__WORK TO COMPLETE__: Write out each line beneath this one exactly as it reads.

__AVAILABLE RECORDS__:
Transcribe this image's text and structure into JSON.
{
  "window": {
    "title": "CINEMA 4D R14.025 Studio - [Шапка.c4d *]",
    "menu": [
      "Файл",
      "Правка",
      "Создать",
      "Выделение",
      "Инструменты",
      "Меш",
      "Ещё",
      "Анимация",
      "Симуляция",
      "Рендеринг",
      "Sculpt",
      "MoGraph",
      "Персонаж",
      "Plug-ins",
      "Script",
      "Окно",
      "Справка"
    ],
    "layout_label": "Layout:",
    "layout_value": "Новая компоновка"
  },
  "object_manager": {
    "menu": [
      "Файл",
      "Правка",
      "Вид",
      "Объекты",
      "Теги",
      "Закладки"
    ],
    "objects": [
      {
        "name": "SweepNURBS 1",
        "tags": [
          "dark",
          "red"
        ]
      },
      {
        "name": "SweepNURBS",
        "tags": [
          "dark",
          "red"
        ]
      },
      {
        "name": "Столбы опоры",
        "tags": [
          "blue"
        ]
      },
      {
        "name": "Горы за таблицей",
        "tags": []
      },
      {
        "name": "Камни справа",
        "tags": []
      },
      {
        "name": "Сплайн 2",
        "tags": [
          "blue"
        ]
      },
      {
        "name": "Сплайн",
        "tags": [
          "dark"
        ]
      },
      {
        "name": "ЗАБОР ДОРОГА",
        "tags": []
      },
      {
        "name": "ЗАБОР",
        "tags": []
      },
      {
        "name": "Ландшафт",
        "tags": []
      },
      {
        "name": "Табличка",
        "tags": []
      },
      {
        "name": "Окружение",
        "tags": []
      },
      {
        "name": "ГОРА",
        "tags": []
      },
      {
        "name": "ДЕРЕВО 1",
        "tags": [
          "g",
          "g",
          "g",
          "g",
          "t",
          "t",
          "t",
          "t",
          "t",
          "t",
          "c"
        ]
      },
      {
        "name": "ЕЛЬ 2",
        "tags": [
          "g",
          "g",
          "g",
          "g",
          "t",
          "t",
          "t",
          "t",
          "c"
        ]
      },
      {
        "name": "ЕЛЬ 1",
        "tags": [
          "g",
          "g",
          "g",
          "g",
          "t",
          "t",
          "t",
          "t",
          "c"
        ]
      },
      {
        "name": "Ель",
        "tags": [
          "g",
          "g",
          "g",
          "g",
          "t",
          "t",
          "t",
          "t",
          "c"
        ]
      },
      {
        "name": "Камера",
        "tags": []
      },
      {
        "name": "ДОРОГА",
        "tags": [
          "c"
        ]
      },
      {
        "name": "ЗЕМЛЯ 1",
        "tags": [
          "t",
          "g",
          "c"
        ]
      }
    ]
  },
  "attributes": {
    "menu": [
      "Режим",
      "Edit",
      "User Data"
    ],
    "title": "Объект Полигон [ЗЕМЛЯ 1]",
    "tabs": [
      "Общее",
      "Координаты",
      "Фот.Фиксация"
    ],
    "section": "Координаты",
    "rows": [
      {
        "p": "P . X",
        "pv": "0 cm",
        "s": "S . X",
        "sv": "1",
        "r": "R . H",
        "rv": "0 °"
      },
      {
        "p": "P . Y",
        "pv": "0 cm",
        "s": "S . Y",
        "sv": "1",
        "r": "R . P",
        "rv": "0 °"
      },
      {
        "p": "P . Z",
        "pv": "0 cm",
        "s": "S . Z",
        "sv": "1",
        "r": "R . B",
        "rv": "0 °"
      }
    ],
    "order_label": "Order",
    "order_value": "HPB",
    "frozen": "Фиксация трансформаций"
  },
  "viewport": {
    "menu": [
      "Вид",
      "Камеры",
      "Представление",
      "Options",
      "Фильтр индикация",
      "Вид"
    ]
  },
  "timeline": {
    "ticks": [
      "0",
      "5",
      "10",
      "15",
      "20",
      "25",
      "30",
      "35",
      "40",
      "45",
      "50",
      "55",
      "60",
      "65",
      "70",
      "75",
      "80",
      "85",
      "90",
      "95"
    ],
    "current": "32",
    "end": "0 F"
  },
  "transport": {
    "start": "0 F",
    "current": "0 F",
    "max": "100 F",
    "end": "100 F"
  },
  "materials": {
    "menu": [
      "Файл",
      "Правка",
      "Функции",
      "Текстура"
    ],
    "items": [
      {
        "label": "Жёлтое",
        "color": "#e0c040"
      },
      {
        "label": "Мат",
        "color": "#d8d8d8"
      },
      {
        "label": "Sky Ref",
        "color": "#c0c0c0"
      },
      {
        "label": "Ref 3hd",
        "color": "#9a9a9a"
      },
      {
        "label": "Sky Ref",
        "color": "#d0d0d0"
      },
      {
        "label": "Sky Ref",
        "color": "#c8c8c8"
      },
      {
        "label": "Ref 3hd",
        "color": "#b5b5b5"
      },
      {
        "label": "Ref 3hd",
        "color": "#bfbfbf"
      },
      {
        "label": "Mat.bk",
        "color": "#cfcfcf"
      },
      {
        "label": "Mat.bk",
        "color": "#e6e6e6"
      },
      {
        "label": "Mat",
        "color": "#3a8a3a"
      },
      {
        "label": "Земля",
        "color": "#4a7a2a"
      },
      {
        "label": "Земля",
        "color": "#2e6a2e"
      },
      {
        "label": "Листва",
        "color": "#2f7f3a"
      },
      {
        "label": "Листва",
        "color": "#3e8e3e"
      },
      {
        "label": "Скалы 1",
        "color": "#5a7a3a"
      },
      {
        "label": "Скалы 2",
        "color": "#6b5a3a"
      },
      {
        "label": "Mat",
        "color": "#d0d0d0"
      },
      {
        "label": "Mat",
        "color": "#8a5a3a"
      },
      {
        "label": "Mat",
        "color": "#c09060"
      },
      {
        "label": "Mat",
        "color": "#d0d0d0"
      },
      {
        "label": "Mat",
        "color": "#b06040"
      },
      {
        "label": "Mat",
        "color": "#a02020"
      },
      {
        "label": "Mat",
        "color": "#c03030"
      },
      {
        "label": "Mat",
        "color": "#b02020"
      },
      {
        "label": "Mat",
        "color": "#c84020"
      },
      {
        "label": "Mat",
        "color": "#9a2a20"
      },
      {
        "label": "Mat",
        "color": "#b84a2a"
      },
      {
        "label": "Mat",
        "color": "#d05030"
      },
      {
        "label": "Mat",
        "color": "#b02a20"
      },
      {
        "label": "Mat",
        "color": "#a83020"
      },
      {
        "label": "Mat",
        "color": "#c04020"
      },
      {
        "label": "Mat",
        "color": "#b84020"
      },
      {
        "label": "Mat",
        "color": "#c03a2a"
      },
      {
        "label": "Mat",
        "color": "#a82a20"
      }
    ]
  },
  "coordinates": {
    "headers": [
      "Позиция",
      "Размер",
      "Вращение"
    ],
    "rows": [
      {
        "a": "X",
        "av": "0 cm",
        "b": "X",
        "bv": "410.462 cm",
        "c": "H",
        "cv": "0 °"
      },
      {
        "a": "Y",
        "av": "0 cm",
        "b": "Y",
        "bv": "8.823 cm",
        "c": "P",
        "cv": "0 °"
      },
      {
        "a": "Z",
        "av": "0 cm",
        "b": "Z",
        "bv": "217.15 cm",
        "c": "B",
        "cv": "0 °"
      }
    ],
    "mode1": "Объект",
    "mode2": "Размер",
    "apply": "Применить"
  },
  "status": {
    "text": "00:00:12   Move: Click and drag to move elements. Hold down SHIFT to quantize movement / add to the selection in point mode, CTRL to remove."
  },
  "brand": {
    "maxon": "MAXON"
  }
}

__TASK RESULT__:
Transcribe this image's text and structure into JSON.
{
  "window": {
    "title": "CINEMA 4D R14.025 Studio - [Шапка.c4d *]",
    "menu": [
      "Файл",
      "Правка",
      "Создать",
      "Выделение",
      "Инструменты",
      "Меш",
      "Ещё",
      "Анимация",
      "Симуляция",
      "Рендеринг",
      "Sculpt",
      "MoGraph",
      "Персонаж",
      "Plug-ins",
      "Script",
      "Окно",
      "Справка"
    ],
    "layout_label": "Layout:",
    "layout_value": "Новая компоновка"
  },
  "object_manager": {
    "menu": [
      "Файл",
      "Правка",
      "Вид",
      "Объекты",
      "Теги",
      "Закладки"
    ],
    "objects": [
      {
        "name": "SweepNURBS 1",
        "tags": [
          "dark",
          "red"
        ]
      },
      {
        "name": "SweepNURBS",
        "tags": [
          "dark",
          "red"
        ]
      },
      {
        "name": "Столбы опоры",
        "tags": [
          "blue"
        ]
      },
      {
        "name": "Горы за таблицей",
        "tags": []
      },
      {
        "name": "Камни справа",
        "tags": []
      },
      {
        "name": "Сплайн 2",
        "tags": [
          "blue"
        ]
      },
      {
        "name": "Сплайн",
        "tags": [
          "dark"
        ]
      },
      {
        "name": "ЗАБОР ДОРОГА",
        "tags": []
      },
      {
        "name": "ЗАБОР",
        "tags": []
      },
      {
        "name": "Ландшафт",
        "tags": []
      },
      {
        "name": "Табличка",
        "tags": []
      },
      {
        "name": "Окружение",
        "tags": []
      },
      {
        "name": "ГОРА",
        "tags": []
      },
      {
        "name": "ДЕРЕВО 1",
        "tags": [
          "g",
          "g",
          "g",
          "g",
          "t",
          "t",
          "t",
          "t",
          "t",
          "t",
          "c"
        ]
      },
      {
        "name": "ЕЛЬ 2",
        "tags": [
          "g",
          "g",
          "g",
          "g",
          "t",
          "t",
          "t",
          "t",
          "c"
        ]
      },
      {
        "name": "ЕЛЬ 1",
        "tags": [
          "g",
          "g",
          "g",
          "g",
          "t",
          "t",
          "t",
          "t",
          "c"
        ]
      },
      {
        "name": "Ель",
        "tags": [
          "g",
          "g",
          "g",
          "g",
          "t",
          "t",
          "t",
          "t",
          "c"
        ]
      },
      {
        "name": "Камера",
        "tags": []
      },
      {
        "name": "ДОРОГА",
        "tags": [
          "c"
        ]
      },
      {
        "name": "ЗЕМЛЯ 1",
        "tags": [
          "t",
          "g",
          "c"
        ]
      }
    ]
  },
  "attributes": {
    "menu": [
      "Режим",
      "Edit",
      "User Data"
    ],
    "title": "Объект Полигон [ЗЕМЛЯ 1]",
    "tabs": [
      "Общее",
      "Координаты",
      "Фот.Фиксация"
    ],
    "section": "Координаты",
    "rows": [
      {
        "p": "P . X",
        "pv": "0 cm",
        "s": "S . X",
        "sv": "1",
        "r": "R . H",
        "rv": "0 °"
      },
      {
        "p": "P . Y",
        "pv": "0 cm",
        "s": "S . Y",
        "sv": "1",
        "r": "R . P",
        "rv": "0 °"
      },
      {
        "p": "P . Z",
        "pv": "0 cm",
        "s": "S . Z",
        "sv": "1",
        "r": "R . B",
        "rv": "0 °"
      }
    ],
    "order_label": "Order",
    "order_value": "HPB",
    "frozen": "Фиксация трансформаций"
  },
  "viewport": {
    "menu": [
      "Вид",
      "Камеры",
      "Представление",
      "Options",
      "Фильтр индикация",
      "Вид"
    ]
  },
  "timeline": {
    "ticks": [
      "0",
      "5",
      "10",
      "15",
      "20",
      "25",
      "30",
      "35",
      "40",
      "45",
      "50",
      "55",
      "60",
      "65",
      "70",
      "75",
      "80",
      "85",
      "90",
      "95"
    ],
    "current": "32",
    "end": "0 F"
  },
  "transport": {
    "start": "0 F",
    "current": "0 F",
    "max": "100 F",
    "end": "100 F"
  },
  "materials": {
    "menu": [
      "Файл",
      "Правка",
      "Функции",
      "Текстура"
    ],
    "items": [
      {
        "label": "Жёлтое",
        "color": "#e0c040"
      },
      {
        "label": "Мат",
        "color": "#d8d8d8"
      },
      {
        "label": "Sky Ref",
        "color": "#c0c0c0"
      },
      {
        "label": "Ref 3hd",
        "color": "#9a9a9a"
      },
      {
        "label": "Sky Ref",
        "color": "#d0d0d0"
      },
      {
        "label": "Sky Ref",
        "color": "#c8c8c8"
      },
      {
        "label": "Ref 3hd",
        "color": "#b5b5b5"
      },
      {
        "label": "Ref 3hd",
        "color": "#bfbfbf"
      },
      {
        "label": "Mat.bk",
        "color": "#cfcfcf"
      },
      {
        "label": "Mat.bk",
        "color": "#e6e6e6"
      },
      {
        "label": "Mat",
        "color": "#3a8a3a"
      },
      {
        "label": "Земля",
        "color": "#4a7a2a"
      },
      {
        "label": "Земля",
        "color": "#2e6a2e"
      },
      {
        "label": "Листва",
        "color": "#2f7f3a"
      },
      {
        "label": "Листва",
        "color": "#3e8e3e"
      },
      {
        "label": "Скалы 1",
        "color": "#5a7a3a"
      },
      {
        "label": "Скалы 2",
        "color": "#6b5a3a"
      },
      {
        "label": "Mat",
        "color": "#d0d0d0"
      },
      {
        "label": "Mat",
        "color": "#8a5a3a"
      },
      {
        "label": "Mat",
        "color": "#c09060"
      },
      {
        "label": "Mat",
        "color": "#d0d0d0"
      },
      {
        "label": "Mat",
        "color": "#b06040"
      },
      {
        "label": "Mat",
        "color": "#a02020"
      },
      {
        "label": "Mat",
        "color": "#c03030"
      },
      {
        "label": "Mat",
        "color": "#b02020"
      },
      {
        "label": "Mat",
        "color": "#c84020"
      },
      {
        "label": "Mat",
        "color": "#9a2a20"
      },
      {
        "label": "Mat",
        "color": "#b84a2a"
      },
      {
        "label": "Mat",
        "color": "#d05030"
      },
      {
        "label": "Mat",
        "color": "#b02a20"
      },
      {
        "label": "Mat",
        "color": "#a83020"
      },
      {
        "label": "Mat",
        "color": "#c04020"
      },
      {
        "label": "Mat",
        "color": "#b84020"
      },
      {
        "label": "Mat",
        "color": "#c03a2a"
      },
      {
        "label": "Mat",
        "color": "#a82a20"
      }
    ]
  },
  "coordinates": {
    "headers": [
      "Позиция",
      "Размер",
      "Вращение"
    ],
    "rows": [
      {
        "a": "X",
        "av": "0 cm",
        "b": "X",
        "bv": "410.462 cm",
        "c": "H",
        "cv": "0 °"
      },
      {
        "a": "Y",
        "av": "0 cm",
        "b": "Y",
        "bv": "8.823 cm",
        "c": "P",
        "cv": "0 °"
      },
      {
        "a": "Z",
        "av": "0 cm",
        "b": "Z",
        "bv": "217.15 cm",
        "c": "B",
        "cv": "0 °"
      }
    ],
    "mode1": "Объект",
    "mode2": "Размер",
    "apply": "Применить"
  },
  "status": {
    "text": "00:00:12   Move: Click and drag to move elements. Hold down SHIFT to quantize movement / add to the selection in point mode, CTRL to remove."
  },
  "brand": {
    "maxon": "MAXON"
  }
}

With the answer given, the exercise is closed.